- [Texto proporcionado]

Un montón de escoria es una cosa horrible, porque es irregular y no tiene ninguna
función. Es algo que se ha tirado allí sin más, como vaciando un gigantesco cubo de
basura. En las afueras de las ciudades mineras hay horrorosos paisajes donde el
horizonte está totalmente rodeado por angulosas montañas grises, el suelo está
cubierto de barro y cenizas y, en el aire, viajan lentamente, durante kilómetros, las
vagonetas de escoria suspendidas de cables de acero. A menudo, los montones de
escoria están encendidos, y por la noche se ven serpentear los riachuelos rojos del
fuego y el lento oscilar de las llamas azules del azufre, que parecen siempre a punto
de extinguirse pero siempre se avivan otra vez. Incluso cuando un montón de escoria
se hunde —cosa que siempre acaban por hacer—, en su superficie no crece más que
una fea hierba parda, y conserva su superficie desigual. Uno de ellos, situado en un
barrio obrero de Wigan y usado como terreno de juego, parece un mar agitado que se
hubiera helado súbitamente; lo llaman «el colchón de lana». Aun después de varios
siglos, cuando el arado recorra las zonas donde hoy se extrae el carbón, será posible
reconocer a vista de pájaro los lugares donde hubo montones de escoria.

- [Datos proporcionados]
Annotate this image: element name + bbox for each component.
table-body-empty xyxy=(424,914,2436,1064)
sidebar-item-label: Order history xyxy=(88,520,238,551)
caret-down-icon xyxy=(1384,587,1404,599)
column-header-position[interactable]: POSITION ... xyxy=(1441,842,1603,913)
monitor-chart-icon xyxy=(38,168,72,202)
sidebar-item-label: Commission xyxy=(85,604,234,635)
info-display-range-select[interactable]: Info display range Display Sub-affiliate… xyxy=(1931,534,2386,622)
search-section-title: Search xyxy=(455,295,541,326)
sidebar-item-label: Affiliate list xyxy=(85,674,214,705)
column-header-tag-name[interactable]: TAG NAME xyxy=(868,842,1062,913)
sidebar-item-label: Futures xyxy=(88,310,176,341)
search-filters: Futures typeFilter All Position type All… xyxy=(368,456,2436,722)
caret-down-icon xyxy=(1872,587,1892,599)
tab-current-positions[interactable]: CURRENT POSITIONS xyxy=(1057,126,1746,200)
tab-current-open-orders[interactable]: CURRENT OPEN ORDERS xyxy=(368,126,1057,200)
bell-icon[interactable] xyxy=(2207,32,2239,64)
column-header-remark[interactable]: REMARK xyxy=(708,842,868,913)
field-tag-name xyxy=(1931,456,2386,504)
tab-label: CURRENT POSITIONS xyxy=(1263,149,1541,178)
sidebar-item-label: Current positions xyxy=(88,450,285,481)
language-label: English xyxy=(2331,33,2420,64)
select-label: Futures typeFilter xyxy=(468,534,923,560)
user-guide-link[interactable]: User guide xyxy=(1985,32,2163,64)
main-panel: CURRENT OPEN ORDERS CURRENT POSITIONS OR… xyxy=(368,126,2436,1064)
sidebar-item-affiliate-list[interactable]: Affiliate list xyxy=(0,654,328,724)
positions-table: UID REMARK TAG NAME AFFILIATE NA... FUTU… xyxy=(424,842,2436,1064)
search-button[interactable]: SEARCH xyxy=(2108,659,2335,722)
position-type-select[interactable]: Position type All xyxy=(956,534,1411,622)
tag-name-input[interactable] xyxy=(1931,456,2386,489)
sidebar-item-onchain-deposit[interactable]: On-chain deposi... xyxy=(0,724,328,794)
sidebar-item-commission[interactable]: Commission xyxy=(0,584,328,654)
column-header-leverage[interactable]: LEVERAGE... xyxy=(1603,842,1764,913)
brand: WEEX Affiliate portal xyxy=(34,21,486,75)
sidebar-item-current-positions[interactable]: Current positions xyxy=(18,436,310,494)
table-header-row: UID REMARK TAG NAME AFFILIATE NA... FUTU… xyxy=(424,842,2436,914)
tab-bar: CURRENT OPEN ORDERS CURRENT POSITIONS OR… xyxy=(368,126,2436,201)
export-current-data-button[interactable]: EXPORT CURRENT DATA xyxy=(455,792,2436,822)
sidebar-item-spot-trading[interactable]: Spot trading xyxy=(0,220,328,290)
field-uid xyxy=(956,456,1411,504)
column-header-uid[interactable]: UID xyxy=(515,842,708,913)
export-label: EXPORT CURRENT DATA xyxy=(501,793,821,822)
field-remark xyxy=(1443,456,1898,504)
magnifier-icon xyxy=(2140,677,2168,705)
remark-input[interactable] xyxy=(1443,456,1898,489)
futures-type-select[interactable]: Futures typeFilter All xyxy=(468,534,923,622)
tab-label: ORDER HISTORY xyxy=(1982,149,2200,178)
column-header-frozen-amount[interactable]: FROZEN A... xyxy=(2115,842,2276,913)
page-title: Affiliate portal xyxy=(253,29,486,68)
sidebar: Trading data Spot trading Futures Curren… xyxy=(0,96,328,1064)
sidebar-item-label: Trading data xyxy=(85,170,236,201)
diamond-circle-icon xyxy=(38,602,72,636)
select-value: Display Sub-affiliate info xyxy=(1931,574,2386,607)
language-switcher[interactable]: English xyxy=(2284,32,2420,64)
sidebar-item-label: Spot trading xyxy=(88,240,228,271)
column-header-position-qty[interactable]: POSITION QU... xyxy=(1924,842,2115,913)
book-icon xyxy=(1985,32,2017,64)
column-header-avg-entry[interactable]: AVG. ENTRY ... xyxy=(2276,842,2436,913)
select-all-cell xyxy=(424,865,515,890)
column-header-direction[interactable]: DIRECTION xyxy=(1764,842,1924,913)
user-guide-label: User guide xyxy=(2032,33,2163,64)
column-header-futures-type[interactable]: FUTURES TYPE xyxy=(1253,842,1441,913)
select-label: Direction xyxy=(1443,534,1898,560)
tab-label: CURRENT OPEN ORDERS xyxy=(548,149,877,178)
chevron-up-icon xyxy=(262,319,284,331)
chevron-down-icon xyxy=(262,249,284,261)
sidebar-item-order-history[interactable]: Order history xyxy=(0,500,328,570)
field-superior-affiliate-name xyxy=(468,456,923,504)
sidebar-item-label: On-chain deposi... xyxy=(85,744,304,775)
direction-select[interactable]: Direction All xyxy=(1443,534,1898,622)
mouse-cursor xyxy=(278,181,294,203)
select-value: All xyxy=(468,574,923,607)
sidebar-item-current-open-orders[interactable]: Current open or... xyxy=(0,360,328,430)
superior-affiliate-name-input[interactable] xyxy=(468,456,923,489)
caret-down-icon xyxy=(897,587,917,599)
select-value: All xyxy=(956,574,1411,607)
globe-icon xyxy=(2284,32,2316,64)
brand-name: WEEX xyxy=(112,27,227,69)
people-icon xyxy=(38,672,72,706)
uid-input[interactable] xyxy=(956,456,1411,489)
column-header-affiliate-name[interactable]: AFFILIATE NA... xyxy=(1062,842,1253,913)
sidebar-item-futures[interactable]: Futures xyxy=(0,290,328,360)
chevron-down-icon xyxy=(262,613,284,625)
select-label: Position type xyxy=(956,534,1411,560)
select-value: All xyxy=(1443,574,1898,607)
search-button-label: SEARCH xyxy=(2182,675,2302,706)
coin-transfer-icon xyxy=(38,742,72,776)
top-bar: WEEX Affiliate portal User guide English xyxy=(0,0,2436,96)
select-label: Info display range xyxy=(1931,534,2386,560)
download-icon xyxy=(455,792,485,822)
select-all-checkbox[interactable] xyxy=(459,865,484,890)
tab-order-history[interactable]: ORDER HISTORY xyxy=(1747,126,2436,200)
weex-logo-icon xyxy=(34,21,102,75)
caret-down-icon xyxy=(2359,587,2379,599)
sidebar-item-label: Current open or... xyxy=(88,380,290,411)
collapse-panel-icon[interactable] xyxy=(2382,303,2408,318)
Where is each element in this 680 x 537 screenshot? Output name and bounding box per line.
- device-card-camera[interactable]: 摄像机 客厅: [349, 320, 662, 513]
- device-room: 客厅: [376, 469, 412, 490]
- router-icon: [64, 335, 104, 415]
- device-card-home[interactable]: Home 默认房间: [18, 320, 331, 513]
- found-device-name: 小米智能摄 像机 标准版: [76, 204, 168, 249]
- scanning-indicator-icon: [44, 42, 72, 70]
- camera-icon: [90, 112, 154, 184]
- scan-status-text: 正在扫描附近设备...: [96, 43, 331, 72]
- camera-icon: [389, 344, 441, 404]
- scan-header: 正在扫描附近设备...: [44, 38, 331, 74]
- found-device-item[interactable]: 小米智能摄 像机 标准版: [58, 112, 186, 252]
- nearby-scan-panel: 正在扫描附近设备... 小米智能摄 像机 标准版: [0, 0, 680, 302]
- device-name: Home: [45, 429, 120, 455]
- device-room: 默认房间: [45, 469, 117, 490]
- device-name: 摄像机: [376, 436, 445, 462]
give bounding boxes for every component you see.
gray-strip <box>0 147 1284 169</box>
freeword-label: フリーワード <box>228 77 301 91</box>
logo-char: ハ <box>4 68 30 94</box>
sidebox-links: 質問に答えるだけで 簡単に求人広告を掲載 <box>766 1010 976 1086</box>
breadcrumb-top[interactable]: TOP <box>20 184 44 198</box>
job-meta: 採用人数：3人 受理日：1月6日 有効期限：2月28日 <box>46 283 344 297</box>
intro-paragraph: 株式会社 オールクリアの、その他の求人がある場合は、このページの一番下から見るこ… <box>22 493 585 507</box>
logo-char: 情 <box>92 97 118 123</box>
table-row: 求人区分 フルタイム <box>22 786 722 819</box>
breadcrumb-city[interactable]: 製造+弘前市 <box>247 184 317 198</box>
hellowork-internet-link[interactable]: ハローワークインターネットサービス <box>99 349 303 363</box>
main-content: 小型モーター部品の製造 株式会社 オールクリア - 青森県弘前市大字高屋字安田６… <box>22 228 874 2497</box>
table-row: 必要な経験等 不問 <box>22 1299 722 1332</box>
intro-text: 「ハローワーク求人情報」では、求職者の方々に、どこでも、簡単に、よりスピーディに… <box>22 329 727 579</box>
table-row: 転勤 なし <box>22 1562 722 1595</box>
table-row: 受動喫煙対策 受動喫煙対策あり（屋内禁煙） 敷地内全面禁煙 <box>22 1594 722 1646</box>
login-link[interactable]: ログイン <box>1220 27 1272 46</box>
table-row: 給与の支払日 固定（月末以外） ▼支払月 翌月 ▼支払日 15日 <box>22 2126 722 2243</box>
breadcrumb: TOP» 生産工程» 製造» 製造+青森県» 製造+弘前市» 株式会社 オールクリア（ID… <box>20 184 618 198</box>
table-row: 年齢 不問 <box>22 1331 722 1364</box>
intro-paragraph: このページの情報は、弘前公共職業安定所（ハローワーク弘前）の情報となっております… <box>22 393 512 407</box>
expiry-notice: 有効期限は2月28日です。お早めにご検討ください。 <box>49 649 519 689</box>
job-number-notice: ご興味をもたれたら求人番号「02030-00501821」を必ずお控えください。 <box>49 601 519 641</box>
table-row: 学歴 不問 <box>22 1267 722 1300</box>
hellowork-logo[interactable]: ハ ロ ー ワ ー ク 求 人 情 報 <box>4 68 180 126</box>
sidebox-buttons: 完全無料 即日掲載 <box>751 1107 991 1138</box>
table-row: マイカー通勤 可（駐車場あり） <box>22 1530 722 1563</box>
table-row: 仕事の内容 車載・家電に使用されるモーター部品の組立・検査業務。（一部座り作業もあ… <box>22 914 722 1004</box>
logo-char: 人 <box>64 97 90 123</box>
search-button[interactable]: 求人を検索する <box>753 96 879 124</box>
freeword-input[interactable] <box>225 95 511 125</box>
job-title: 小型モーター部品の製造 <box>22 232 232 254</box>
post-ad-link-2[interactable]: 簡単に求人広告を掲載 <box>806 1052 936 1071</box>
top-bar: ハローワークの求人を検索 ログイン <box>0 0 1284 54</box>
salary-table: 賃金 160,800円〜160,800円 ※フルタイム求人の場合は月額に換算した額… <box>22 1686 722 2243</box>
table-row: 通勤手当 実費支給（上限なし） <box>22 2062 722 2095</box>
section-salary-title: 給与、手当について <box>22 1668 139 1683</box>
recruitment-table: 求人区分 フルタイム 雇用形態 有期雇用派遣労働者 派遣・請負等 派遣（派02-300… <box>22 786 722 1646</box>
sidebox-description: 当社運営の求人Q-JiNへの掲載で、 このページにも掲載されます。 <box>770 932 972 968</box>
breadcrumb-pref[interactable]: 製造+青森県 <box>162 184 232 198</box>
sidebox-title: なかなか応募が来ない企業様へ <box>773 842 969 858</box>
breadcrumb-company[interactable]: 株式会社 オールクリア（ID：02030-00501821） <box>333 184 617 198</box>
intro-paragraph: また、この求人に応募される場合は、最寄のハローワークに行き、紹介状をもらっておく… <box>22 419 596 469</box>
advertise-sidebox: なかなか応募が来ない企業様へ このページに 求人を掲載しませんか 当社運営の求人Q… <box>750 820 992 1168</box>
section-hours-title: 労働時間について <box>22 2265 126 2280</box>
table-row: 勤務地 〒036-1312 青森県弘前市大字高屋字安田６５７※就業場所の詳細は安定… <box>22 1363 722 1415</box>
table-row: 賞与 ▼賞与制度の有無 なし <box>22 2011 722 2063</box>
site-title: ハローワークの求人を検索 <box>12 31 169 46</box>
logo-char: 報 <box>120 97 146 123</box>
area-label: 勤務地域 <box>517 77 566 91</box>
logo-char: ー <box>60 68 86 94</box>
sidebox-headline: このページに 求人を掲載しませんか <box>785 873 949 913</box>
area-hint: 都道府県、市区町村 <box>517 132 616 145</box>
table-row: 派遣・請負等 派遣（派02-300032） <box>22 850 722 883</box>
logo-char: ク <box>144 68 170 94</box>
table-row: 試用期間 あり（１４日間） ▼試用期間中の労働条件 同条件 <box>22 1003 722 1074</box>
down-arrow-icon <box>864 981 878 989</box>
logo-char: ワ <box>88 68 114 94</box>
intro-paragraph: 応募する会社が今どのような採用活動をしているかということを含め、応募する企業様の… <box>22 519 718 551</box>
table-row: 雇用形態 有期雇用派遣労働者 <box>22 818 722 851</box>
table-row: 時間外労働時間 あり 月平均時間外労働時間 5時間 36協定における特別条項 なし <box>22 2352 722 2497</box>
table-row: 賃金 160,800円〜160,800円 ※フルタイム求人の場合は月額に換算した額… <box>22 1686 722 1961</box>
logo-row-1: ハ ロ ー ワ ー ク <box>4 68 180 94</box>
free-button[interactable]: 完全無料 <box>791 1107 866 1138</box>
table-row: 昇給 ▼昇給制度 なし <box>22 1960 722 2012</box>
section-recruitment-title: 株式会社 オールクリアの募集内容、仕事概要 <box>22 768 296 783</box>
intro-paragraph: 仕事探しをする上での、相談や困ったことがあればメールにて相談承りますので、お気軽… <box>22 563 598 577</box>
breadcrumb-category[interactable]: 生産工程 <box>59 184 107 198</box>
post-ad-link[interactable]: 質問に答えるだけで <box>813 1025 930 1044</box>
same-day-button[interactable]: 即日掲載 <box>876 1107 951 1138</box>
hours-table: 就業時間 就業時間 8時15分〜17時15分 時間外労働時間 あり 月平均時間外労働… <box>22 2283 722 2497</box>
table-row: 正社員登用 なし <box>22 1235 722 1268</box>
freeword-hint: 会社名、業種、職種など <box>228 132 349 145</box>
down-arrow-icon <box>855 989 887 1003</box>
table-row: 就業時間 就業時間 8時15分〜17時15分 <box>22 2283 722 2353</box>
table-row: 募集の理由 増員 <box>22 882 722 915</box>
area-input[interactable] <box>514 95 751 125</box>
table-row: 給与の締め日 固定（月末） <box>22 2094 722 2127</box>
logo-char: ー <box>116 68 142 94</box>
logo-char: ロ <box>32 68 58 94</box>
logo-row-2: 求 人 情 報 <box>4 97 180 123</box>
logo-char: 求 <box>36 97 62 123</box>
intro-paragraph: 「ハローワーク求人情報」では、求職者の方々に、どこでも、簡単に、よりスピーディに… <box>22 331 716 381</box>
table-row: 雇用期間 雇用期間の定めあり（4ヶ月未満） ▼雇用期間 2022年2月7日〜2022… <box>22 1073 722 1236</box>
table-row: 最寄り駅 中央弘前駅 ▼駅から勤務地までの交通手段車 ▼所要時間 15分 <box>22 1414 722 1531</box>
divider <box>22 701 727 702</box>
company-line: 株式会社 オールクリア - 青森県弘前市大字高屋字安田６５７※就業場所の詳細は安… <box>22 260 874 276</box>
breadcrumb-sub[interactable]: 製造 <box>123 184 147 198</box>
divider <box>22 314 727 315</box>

- [Tu tarea]
¿Cómo seguiría el texto sobre los montones de escoria después de su última frase? Escribe esa continuación.

- [Problema resuelto]
Recuerdo una tarde de invierno en los horribles alrededores de Wigan. En torno a
mí se extendía el paisaje lunar de los montones de escoria, y, al norte, más allá de los
pasos (por así decirlo) entre las montañas de escoria, se veían las chimeneas de las
fábricas con sus penachos de humo. El camino que bordeaba el canal estaba cubierto
por una mezcla de ceniza y barro helado, cruzada por innumerables huellas de
zuecos. A ambos lados, hasta perderse también en la distancia, estaban las charcas de
agua estancada, resultado de la filtración en los hoyos formados en la tierra por el
hundimiento de antiguos pozos. Hacía un frío espantoso. Las charcas estaban
cubiertas de hielo color ocre. Parecía un mundo del que se hubiera desterrado la
vegetación; todo era humo, pizarra, hielo, barro, ceniza y agua sucia.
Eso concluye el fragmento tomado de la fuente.